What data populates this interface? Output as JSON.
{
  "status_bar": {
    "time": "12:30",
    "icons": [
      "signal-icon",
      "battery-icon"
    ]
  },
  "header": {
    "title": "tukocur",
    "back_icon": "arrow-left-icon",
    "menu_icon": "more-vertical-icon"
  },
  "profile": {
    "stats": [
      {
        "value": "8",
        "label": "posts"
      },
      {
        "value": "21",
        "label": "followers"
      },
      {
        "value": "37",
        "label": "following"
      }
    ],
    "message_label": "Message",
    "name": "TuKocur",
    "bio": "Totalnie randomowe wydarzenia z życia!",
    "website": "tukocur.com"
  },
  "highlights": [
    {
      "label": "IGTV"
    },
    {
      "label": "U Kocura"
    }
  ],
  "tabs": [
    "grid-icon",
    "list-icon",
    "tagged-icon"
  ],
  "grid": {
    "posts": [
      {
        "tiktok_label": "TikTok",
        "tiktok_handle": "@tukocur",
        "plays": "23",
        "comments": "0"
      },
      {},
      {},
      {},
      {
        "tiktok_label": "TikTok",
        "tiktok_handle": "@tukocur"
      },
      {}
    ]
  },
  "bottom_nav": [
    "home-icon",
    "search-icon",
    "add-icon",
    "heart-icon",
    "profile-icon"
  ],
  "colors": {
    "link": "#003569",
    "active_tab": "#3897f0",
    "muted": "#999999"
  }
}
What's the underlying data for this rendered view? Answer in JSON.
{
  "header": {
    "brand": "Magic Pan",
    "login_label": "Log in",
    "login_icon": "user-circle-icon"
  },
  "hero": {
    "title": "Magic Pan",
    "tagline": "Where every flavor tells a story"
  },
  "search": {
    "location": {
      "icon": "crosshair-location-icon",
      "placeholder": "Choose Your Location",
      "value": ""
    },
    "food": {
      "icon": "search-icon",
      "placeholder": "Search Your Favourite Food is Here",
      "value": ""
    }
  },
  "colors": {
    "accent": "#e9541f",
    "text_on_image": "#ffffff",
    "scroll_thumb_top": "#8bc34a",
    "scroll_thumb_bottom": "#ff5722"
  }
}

EXERCISE DIRECTIONS =>
Print the material once more, exactly.

TASK SOLUTION =>
What data populates this interface? Output as JSON.
{
  "status_bar": {
    "time": "12:30",
    "icons": [
      "signal-icon",
      "battery-icon"
    ]
  },
  "header": {
    "title": "tukocur",
    "back_icon": "arrow-left-icon",
    "menu_icon": "more-vertical-icon"
  },
  "profile": {
    "stats": [
      {
        "value": "8",
        "label": "posts"
      },
      {
        "value": "21",
        "label": "followers"
      },
      {
        "value": "37",
        "label": "following"
      }
    ],
    "message_label": "Message",
    "name": "TuKocur",
    "bio": "Totalnie randomowe wydarzenia z życia!",
    "website": "tukocur.com"
  },
  "highlights": [
    {
      "label": "IGTV"
    },
    {
      "label": "U Kocura"
    }
  ],
  "tabs": [
    "grid-icon",
    "list-icon",
    "tagged-icon"
  ],
  "grid": {
    "posts": [
      {
        "tiktok_label": "TikTok",
        "tiktok_handle": "@tukocur",
        "plays": "23",
        "comments": "0"
      },
      {},
      {},
      {},
      {
        "tiktok_label": "TikTok",
        "tiktok_handle": "@tukocur"
      },
      {}
    ]
  },
  "bottom_nav": [
    "home-icon",
    "search-icon",
    "add-icon",
    "heart-icon",
    "profile-icon"
  ],
  "colors": {
    "link": "#003569",
    "active_tab": "#3897f0",
    "muted": "#999999"
  }
}
What's the underlying data for this rendered view? Answer in JSON.
{
  "header": {
    "brand": "Magic Pan",
    "login_label": "Log in",
    "login_icon": "user-circle-icon"
  },
  "hero": {
    "title": "Magic Pan",
    "tagline": "Where every flavor tells a story"
  },
  "search": {
    "location": {
      "icon": "crosshair-location-icon",
      "placeholder": "Choose Your Location",
      "value": ""
    },
    "food": {
      "icon": "search-icon",
      "placeholder": "Search Your Favourite Food is Here",
      "value": ""
    }
  },
  "colors": {
    "accent": "#e9541f",
    "text_on_image": "#ffffff",
    "scroll_thumb_top": "#8bc34a",
    "scroll_thumb_bottom": "#ff5722"
  }
}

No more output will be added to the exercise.